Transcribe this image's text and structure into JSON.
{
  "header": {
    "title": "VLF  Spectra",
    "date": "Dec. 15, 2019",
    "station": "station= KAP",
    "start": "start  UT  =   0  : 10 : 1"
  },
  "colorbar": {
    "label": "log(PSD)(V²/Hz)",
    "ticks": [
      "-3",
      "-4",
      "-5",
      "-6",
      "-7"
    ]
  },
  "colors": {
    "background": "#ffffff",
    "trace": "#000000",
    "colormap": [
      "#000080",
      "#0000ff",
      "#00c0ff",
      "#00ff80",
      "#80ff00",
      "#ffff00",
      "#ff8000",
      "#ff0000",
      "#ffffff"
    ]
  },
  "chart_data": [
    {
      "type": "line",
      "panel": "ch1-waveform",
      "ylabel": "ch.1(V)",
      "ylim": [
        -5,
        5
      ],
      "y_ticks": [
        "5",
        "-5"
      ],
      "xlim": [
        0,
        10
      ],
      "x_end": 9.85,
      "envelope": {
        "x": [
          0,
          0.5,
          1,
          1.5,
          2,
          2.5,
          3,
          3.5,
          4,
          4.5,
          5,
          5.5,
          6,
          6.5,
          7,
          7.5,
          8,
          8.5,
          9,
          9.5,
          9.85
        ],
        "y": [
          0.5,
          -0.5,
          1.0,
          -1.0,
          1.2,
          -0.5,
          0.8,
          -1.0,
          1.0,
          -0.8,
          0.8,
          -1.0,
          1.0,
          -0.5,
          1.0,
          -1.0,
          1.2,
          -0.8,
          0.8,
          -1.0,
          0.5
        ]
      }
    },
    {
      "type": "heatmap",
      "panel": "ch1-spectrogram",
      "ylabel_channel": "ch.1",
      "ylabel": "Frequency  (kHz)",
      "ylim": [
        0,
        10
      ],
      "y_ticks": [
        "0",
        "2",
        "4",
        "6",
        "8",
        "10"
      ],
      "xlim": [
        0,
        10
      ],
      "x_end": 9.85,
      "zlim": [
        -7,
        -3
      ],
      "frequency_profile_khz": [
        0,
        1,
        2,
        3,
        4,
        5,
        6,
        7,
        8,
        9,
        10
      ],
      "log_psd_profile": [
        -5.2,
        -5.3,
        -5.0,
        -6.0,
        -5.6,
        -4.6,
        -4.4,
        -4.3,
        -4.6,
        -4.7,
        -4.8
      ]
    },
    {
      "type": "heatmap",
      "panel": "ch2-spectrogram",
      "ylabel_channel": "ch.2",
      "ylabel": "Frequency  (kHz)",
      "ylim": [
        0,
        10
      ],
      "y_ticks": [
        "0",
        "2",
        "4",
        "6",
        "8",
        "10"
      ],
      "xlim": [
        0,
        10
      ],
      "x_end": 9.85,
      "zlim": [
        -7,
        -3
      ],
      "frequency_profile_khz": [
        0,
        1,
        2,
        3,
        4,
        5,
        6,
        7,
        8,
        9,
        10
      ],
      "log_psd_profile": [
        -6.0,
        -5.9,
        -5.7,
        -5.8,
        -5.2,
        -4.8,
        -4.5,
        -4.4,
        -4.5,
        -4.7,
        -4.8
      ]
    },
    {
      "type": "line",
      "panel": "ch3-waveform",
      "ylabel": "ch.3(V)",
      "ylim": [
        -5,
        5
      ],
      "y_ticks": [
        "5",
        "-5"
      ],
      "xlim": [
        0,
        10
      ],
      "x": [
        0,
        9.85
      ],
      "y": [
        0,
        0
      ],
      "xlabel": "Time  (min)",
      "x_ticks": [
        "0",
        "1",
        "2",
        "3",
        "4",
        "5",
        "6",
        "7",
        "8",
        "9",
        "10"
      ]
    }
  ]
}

Do this: Return each line among the entries that holds the word "waveform".

The answer:
      "panel": "ch1-waveform",
      "panel": "ch3-waveform",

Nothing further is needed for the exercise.